Your goal
Give the number of lines below that contain the word "members", and nothing else.

◆ ◆ ◆ ◆ ◆ ◆ ◆

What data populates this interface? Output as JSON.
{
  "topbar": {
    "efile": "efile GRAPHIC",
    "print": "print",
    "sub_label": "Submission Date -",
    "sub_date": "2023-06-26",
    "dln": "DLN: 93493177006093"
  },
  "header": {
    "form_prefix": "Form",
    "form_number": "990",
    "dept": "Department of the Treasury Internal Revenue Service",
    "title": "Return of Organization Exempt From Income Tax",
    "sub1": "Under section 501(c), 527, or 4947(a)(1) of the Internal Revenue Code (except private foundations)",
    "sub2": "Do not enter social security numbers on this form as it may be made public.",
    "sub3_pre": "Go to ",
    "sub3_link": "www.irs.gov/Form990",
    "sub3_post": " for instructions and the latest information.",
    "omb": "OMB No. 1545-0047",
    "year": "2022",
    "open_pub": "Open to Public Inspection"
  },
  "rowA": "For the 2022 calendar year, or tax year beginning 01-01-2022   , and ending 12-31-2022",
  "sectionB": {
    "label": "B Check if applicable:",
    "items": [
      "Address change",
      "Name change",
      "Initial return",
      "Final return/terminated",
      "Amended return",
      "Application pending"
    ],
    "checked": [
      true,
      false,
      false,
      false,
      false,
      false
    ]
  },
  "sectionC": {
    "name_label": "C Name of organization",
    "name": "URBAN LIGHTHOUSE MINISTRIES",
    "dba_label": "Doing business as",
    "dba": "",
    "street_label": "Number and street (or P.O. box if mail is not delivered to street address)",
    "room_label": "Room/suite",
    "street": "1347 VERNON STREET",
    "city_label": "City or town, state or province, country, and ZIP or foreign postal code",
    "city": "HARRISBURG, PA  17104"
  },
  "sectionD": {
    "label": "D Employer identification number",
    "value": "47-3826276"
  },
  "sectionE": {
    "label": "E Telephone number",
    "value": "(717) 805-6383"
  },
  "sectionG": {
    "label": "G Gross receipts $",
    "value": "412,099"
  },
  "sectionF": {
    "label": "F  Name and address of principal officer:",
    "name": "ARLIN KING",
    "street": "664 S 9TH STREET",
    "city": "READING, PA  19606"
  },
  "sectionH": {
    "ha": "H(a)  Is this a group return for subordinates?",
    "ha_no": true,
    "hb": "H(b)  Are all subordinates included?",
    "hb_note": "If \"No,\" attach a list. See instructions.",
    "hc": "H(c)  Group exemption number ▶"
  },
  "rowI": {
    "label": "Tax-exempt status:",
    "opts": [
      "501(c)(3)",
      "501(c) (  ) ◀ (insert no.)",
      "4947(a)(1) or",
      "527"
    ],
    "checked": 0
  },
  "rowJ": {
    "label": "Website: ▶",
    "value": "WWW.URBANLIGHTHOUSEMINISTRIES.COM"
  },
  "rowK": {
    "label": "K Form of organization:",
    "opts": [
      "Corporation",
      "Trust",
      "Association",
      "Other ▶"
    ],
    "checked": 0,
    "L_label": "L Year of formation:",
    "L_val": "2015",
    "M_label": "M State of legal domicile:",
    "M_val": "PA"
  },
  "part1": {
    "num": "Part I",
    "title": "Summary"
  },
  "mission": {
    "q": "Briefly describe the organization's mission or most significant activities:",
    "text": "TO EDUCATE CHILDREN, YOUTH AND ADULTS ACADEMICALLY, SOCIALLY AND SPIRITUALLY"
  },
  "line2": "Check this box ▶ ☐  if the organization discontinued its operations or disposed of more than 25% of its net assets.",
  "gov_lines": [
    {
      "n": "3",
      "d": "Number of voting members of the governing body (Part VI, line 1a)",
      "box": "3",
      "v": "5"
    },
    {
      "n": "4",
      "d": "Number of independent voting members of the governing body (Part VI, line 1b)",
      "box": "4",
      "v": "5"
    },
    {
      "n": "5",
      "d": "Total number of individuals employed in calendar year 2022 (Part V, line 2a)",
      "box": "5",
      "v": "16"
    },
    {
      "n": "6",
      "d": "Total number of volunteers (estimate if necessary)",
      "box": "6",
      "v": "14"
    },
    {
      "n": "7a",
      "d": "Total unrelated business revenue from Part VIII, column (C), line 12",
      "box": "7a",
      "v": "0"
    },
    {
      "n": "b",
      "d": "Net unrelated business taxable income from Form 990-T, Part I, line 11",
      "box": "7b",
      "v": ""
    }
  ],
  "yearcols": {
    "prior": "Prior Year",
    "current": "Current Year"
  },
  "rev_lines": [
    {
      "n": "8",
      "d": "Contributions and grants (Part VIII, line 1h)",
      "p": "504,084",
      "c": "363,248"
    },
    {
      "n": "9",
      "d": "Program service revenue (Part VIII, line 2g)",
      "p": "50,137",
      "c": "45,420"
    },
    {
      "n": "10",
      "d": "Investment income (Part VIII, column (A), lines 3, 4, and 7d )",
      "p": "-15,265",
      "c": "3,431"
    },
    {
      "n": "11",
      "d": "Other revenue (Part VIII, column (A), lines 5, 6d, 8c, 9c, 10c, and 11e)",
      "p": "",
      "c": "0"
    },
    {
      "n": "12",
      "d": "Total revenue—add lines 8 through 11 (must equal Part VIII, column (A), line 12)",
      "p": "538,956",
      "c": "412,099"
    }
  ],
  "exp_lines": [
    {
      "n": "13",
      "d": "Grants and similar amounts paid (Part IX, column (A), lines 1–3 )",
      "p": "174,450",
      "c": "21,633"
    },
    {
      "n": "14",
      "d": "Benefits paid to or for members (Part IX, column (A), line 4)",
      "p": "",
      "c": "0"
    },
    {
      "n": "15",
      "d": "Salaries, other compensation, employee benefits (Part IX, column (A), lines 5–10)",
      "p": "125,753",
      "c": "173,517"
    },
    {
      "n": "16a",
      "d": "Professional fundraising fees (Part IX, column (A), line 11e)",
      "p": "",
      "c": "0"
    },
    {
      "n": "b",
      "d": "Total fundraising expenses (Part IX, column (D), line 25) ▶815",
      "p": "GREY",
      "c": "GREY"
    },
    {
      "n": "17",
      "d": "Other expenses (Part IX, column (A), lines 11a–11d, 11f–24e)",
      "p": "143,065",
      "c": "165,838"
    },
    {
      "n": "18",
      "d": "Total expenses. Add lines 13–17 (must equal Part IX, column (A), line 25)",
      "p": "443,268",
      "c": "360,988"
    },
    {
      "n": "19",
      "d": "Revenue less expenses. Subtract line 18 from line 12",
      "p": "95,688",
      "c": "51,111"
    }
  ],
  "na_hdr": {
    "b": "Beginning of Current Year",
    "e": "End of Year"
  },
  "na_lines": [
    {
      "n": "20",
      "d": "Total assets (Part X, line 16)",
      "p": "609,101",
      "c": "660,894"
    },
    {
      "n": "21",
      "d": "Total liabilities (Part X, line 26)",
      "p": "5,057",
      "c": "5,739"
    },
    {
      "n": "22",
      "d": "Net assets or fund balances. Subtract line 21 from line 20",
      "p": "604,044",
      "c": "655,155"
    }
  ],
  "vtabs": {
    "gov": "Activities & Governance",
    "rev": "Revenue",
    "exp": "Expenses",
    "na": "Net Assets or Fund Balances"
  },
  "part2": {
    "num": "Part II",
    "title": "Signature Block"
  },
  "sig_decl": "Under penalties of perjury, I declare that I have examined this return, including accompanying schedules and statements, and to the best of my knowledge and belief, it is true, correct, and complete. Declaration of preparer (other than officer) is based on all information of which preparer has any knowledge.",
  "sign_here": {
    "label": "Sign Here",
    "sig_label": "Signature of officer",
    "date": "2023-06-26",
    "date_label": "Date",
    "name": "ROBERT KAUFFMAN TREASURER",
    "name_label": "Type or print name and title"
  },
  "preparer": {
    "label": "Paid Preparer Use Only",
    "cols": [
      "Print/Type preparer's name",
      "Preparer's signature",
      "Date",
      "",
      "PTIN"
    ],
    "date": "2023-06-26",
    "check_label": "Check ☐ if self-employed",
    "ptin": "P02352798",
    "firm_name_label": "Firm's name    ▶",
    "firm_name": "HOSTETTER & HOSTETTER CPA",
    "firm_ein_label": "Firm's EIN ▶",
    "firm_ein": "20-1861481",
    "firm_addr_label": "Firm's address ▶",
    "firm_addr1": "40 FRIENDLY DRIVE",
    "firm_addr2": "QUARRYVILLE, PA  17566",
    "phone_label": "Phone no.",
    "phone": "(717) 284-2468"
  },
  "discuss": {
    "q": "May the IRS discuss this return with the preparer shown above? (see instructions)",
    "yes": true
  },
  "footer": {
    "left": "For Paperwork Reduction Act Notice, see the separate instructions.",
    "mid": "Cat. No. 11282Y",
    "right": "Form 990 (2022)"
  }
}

◆ ◆ ◆ ◆ ◆ ◆ ◆

The solution
3